▶ _WHAT IS ASKED_
Print the full listing exactly.

▶ _MATERIAL FOR THIS EXERCISE_
<<<<
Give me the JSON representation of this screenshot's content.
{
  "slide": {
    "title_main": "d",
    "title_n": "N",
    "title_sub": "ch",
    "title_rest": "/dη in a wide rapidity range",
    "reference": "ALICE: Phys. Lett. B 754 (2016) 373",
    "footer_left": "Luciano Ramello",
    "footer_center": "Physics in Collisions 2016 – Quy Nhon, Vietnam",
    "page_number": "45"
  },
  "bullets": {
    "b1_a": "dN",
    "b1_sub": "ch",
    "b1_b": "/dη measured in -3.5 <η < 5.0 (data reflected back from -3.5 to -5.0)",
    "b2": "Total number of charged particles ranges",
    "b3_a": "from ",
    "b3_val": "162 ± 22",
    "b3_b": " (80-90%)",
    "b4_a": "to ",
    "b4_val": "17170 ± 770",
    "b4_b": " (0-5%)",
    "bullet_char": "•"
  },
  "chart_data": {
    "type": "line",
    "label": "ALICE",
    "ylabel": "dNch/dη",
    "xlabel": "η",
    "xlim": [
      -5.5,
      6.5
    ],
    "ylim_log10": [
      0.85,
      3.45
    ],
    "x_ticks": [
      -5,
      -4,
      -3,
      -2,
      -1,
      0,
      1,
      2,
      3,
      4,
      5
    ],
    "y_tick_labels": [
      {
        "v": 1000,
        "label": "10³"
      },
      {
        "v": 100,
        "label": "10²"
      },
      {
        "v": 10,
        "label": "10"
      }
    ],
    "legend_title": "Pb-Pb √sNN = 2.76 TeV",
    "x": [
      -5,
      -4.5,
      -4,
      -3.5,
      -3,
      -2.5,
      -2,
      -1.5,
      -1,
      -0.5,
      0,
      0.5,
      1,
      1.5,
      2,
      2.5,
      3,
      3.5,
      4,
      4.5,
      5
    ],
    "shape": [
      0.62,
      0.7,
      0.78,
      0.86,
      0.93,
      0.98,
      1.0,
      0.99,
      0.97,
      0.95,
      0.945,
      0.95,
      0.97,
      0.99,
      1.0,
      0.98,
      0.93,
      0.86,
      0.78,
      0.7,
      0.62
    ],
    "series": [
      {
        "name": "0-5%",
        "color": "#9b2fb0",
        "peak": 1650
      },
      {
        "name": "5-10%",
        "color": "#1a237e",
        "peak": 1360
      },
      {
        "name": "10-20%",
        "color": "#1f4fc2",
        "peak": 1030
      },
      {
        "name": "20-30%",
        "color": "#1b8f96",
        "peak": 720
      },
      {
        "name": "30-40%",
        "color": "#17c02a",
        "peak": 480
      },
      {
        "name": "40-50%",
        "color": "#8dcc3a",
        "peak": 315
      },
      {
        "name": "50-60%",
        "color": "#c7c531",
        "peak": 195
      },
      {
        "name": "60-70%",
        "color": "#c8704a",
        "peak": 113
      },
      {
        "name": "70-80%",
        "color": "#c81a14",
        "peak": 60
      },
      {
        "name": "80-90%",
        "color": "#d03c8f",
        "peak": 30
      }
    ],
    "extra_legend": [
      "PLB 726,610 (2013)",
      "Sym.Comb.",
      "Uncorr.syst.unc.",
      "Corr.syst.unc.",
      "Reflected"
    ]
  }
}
>>>>
▶ _THE OUTPUT_
Give me the JSON representation of this screenshot's content.
{
  "slide": {
    "title_main": "d",
    "title_n": "N",
    "title_sub": "ch",
    "title_rest": "/dη in a wide rapidity range",
    "reference": "ALICE: Phys. Lett. B 754 (2016) 373",
    "footer_left": "Luciano Ramello",
    "footer_center": "Physics in Collisions 2016 – Quy Nhon, Vietnam",
    "page_number": "45"
  },
  "bullets": {
    "b1_a": "dN",
    "b1_sub": "ch",
    "b1_b": "/dη measured in -3.5 <η < 5.0 (data reflected back from -3.5 to -5.0)",
    "b2": "Total number of charged particles ranges",
    "b3_a": "from ",
    "b3_val": "162 ± 22",
    "b3_b": " (80-90%)",
    "b4_a": "to ",
    "b4_val": "17170 ± 770",
    "b4_b": " (0-5%)",
    "bullet_char": "•"
  },
  "chart_data": {
    "type": "line",
    "label": "ALICE",
    "ylabel": "dNch/dη",
    "xlabel": "η",
    "xlim": [
      -5.5,
      6.5
    ],
    "ylim_log10": [
      0.85,
      3.45
    ],
    "x_ticks": [
      -5,
      -4,
      -3,
      -2,
      -1,
      0,
      1,
      2,
      3,
      4,
      5
    ],
    "y_tick_labels": [
      {
        "v": 1000,
        "label": "10³"
      },
      {
        "v": 100,
        "label": "10²"
      },
      {
        "v": 10,
        "label": "10"
      }
    ],
    "legend_title": "Pb-Pb √sNN = 2.76 TeV",
    "x": [
      -5,
      -4.5,
      -4,
      -3.5,
      -3,
      -2.5,
      -2,
      -1.5,
      -1,
      -0.5,
      0,
      0.5,
      1,
      1.5,
      2,
      2.5,
      3,
      3.5,
      4,
      4.5,
      5
    ],
    "shape": [
      0.62,
      0.7,
      0.78,
      0.86,
      0.93,
      0.98,
      1.0,
      0.99,
      0.97,
      0.95,
      0.945,
      0.95,
      0.97,
      0.99,
      1.0,
      0.98,
      0.93,
      0.86,
      0.78,
      0.7,
      0.62
    ],
    "series": [
      {
        "name": "0-5%",
        "color": "#9b2fb0",
        "peak": 1650
      },
      {
        "name": "5-10%",
        "color": "#1a237e",
        "peak": 1360
      },
      {
        "name": "10-20%",
        "color": "#1f4fc2",
        "peak": 1030
      },
      {
        "name": "20-30%",
        "color": "#1b8f96",
        "peak": 720
      },
      {
        "name": "30-40%",
        "color": "#17c02a",
        "peak": 480
      },
      {
        "name": "40-50%",
        "color": "#8dcc3a",
        "peak": 315
      },
      {
        "name": "50-60%",
        "color": "#c7c531",
        "peak": 195
      },
      {
        "name": "60-70%",
        "color": "#c8704a",
        "peak": 113
      },
      {
        "name": "70-80%",
        "color": "#c81a14",
        "peak": 60
      },
      {
        "name": "80-90%",
        "color": "#d03c8f",
        "peak": 30
      }
    ],
    "extra_legend": [
      "PLB 726,610 (2013)",
      "Sym.Comb.",
      "Uncorr.syst.unc.",
      "Corr.syst.unc.",
      "Reflected"
    ]
  }
}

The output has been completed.